### Исходный текст
<<<<

Итак, Рубенс, по примеру всех своих собратьев по искусству, совершил своего рода обряд инициации — посетил Италию. Но в отличие от многих других, например, Бриля или Эльсхеймера, он никогда не забывал, что у него есть родина, есть семья. Мы не можем судить, что вызвало его спешный отъезд из Италии — тревога о здоровье матери или желание приступить наконец к работе в привычной для себя среде. Он покидал Антверпен учеником Вениуса, возвращался же поклонником Микеланджело и Рафаэля, Джулио Романо и Веронезе, знатоком античного искусства. Быть может, его слава еще не достигла тех вершин, которые казались покоренными в Испании. Бесспорно, он добился некоторой известности, но он еще не стал Рубенсом. Что ждало его на родине? Как он собирался жить и как творить? Как изменилось его отношение к фламандскому искусству, «подпорченное» еще Вениусом? За восемь лет, целиком посвященных изучению итальянской школы и античности, он вообще мог его забыть. И какой художник вернулся в Антверпен — итальянский или фламандский? Впитывая открытия великих, он проявил способность к синкретизму. Сумеет ли он с таким же мастерством примирить итальянское искусство с фламандским? Ответов на эти вопросы не знал даже он сам. 10 апреля 1609 года в письме к Фаберу, лечившему его в Риме, он напишет: «Я пока не знаю, на что решиться — окончательно обосноваться на родине или навсегда вернуться в Рим, где мне предлагают наилучшие условия». 86
86
Там же. С. 52.

>>>>

### Задание a
Приведи в виде нумерованного списка строки листинга, начиная с самой первой и заканчивая строкой с «column: practice: AUTOMATE», включительно. Пустые строки не включай.
Текст и листинг взяты из разных источников.

(Листинги областей элементов)

<<<<

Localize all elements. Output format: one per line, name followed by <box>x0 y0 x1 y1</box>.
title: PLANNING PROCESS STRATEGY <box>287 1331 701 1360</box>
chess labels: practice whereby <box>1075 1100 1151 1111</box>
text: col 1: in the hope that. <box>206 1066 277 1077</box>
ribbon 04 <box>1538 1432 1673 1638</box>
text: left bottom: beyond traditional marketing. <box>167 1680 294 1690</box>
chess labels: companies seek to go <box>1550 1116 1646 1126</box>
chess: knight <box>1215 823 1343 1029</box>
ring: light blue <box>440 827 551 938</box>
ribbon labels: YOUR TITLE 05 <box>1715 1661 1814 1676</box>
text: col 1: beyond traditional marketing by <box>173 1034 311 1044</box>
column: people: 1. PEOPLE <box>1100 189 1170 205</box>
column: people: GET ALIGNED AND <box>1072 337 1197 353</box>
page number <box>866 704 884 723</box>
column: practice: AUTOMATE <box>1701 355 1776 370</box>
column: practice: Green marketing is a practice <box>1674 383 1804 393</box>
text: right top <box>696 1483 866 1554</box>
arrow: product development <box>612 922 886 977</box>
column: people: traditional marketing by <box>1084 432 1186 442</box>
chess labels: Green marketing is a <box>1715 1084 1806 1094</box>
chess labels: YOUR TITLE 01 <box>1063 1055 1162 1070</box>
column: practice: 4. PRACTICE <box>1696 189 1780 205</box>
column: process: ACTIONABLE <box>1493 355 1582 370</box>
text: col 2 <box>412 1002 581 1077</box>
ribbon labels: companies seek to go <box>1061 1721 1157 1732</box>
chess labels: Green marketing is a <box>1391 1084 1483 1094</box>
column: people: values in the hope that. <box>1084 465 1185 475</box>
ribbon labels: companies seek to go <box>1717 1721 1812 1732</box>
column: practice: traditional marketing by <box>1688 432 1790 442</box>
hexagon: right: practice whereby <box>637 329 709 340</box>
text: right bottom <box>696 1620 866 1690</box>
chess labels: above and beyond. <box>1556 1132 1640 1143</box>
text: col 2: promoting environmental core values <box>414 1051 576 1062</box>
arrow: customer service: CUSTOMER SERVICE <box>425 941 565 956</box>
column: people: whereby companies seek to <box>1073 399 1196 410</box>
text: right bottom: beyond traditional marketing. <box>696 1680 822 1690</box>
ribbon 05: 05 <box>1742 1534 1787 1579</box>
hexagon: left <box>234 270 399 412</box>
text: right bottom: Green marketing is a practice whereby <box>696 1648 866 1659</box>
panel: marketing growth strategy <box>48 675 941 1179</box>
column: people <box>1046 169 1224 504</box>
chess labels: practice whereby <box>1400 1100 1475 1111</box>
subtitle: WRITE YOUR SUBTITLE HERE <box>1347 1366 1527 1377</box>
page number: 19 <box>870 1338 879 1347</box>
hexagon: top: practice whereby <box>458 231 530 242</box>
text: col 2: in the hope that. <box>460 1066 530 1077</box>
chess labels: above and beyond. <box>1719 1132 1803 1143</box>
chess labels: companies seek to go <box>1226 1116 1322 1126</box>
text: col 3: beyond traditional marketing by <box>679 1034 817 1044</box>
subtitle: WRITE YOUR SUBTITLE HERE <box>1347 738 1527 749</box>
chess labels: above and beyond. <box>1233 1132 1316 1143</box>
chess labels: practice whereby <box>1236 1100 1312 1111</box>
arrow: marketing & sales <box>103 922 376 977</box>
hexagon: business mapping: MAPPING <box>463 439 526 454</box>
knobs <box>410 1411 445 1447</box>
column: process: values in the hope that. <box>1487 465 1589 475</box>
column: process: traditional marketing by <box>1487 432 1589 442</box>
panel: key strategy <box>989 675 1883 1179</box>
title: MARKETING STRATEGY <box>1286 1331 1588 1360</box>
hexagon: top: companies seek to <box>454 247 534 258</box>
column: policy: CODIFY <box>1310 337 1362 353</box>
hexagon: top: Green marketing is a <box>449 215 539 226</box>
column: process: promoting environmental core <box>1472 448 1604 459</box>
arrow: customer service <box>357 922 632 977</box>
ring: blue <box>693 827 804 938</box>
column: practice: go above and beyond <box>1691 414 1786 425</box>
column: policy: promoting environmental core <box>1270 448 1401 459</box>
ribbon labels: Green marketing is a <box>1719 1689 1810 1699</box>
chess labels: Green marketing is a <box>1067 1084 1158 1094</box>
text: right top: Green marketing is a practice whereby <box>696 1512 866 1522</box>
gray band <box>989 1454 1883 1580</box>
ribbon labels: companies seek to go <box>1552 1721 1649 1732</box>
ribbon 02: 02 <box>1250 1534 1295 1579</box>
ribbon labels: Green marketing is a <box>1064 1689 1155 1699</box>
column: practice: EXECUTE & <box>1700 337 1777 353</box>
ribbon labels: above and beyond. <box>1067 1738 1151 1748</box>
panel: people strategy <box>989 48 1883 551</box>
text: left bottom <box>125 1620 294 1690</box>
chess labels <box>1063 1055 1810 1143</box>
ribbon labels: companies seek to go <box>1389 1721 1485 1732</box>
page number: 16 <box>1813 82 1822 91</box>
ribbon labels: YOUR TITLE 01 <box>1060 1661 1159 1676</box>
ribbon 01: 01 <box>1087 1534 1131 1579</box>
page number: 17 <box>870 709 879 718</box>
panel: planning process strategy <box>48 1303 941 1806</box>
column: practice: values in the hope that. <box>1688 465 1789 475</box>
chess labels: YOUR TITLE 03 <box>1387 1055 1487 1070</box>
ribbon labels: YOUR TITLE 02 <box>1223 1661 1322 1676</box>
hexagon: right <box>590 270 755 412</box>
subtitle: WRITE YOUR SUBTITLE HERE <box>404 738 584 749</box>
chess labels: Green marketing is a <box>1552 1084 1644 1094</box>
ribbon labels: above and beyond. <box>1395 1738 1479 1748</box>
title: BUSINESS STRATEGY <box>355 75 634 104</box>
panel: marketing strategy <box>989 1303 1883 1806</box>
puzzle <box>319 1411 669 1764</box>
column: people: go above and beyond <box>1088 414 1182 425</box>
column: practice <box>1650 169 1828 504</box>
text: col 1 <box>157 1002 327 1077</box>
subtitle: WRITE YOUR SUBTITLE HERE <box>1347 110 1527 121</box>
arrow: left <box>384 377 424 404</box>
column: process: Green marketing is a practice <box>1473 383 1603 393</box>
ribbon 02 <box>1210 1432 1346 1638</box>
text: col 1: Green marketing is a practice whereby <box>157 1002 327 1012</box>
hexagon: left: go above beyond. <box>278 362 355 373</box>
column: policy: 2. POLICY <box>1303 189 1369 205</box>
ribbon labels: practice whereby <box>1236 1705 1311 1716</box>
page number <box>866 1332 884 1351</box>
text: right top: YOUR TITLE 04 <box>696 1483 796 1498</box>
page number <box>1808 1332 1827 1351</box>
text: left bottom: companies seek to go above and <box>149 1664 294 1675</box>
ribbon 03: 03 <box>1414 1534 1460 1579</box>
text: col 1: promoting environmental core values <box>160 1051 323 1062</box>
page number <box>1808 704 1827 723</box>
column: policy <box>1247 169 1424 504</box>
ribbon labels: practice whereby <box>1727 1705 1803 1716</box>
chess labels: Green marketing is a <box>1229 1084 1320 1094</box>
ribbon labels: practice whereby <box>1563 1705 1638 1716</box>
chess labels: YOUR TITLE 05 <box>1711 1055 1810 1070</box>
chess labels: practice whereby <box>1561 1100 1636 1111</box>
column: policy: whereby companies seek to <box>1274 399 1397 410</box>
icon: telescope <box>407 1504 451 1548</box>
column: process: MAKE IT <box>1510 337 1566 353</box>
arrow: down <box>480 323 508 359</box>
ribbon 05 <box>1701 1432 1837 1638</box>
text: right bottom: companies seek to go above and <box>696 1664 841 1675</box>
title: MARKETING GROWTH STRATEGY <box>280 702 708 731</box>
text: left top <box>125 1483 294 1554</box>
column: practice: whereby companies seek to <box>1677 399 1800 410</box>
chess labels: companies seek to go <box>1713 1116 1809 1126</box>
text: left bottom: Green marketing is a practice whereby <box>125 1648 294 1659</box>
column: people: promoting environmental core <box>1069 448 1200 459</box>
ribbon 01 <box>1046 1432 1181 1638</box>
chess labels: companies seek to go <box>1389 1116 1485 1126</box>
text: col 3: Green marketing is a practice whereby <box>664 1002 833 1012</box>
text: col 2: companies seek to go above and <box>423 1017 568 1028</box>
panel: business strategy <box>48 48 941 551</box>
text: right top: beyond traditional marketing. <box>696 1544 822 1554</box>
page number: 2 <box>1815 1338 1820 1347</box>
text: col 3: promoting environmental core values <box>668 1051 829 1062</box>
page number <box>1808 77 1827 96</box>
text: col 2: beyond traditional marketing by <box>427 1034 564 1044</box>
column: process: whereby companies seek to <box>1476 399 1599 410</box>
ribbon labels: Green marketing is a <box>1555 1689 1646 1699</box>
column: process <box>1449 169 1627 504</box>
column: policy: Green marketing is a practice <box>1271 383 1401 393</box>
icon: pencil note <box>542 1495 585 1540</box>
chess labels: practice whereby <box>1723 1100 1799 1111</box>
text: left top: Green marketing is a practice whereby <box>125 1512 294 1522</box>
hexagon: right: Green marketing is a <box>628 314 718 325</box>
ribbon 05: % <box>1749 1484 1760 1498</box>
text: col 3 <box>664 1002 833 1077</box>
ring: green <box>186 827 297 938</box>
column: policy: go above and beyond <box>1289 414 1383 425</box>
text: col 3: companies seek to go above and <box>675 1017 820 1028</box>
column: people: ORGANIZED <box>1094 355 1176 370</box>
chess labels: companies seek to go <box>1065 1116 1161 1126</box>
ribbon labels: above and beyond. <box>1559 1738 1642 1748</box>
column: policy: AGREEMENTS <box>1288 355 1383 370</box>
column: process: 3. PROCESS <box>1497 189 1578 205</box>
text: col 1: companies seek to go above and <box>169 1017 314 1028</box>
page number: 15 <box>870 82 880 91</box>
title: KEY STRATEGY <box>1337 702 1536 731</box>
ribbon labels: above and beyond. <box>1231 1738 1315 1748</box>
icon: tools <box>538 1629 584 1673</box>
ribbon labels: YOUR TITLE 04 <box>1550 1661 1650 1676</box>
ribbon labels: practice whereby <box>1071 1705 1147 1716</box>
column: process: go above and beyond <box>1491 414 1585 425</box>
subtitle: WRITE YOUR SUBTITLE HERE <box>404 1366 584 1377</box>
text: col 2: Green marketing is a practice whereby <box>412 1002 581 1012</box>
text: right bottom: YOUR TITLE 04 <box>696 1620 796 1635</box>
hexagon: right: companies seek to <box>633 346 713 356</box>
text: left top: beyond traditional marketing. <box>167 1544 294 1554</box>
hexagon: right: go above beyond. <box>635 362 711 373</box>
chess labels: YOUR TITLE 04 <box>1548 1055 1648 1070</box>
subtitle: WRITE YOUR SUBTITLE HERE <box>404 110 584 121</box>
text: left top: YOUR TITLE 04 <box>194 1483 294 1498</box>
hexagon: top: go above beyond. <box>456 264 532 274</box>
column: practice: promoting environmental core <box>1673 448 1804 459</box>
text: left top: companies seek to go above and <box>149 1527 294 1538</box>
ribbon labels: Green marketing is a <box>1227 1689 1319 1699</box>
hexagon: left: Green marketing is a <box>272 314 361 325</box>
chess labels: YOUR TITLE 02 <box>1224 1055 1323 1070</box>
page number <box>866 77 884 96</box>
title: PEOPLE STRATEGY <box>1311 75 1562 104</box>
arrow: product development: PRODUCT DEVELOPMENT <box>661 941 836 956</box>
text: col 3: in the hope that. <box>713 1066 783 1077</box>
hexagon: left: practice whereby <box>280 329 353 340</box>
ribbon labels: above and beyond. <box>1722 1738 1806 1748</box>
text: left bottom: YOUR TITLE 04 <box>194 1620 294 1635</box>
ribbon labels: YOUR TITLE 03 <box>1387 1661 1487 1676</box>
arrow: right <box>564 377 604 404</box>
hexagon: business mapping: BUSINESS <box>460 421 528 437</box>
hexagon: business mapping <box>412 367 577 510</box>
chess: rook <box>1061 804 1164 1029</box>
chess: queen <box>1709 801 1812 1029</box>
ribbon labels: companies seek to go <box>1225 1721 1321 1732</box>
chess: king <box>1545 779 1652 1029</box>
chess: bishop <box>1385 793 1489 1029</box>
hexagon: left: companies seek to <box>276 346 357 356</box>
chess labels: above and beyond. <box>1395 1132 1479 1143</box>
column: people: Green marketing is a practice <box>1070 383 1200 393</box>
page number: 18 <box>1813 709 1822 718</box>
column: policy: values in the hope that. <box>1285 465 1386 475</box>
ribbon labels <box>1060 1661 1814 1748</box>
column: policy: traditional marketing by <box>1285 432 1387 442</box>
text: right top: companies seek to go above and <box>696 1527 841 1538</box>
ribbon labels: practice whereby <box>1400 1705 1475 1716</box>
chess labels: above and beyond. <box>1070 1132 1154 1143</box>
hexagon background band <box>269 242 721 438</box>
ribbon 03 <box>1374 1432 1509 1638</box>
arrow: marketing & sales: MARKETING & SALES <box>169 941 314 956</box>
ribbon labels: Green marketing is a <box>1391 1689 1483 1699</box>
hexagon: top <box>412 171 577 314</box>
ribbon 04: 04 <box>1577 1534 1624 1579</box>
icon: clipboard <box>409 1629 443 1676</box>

>>>>

### Задание b
Переведи на английский предложение из отрывка о Рубенсе: «Бесспорно, он добился некоторой известности, но он еще не стал Рубенсом».

### Ответ a
1. Localize all elements. Output format: one per line, name followed by <box>x0 y0 x1 y1</box>.
2. title: PLANNING PROCESS STRATEGY <box>287 1331 701 1360</box>
3. chess labels: practice whereby <box>1075 1100 1151 1111</box>
4. text: col 1: in the hope that. <box>206 1066 277 1077</box>
5. ribbon 04 <box>1538 1432 1673 1638</box>
6. text: left bottom: beyond traditional marketing. <box>167 1680 294 1690</box>
7. chess labels: companies seek to go <box>1550 1116 1646 1126</box>
8. chess: knight <box>1215 823 1343 1029</box>
9. ring: light blue <box>440 827 551 938</box>
10. ribbon labels: YOUR TITLE 05 <box>1715 1661 1814 1676</box>
11. text: col 1: beyond traditional marketing by <box>173 1034 311 1044</box>
12. column: people: 1. PEOPLE <box>1100 189 1170 205</box>
13. column: people: GET ALIGNED AND <box>1072 337 1197 353</box>
14. page number <box>866 704 884 723</box>
15. column: practice: AUTOMATE <box>1701 355 1776 370</box>

### Ответ b
Undoubtedly, he had achieved some renown, but he had not yet become Rubens.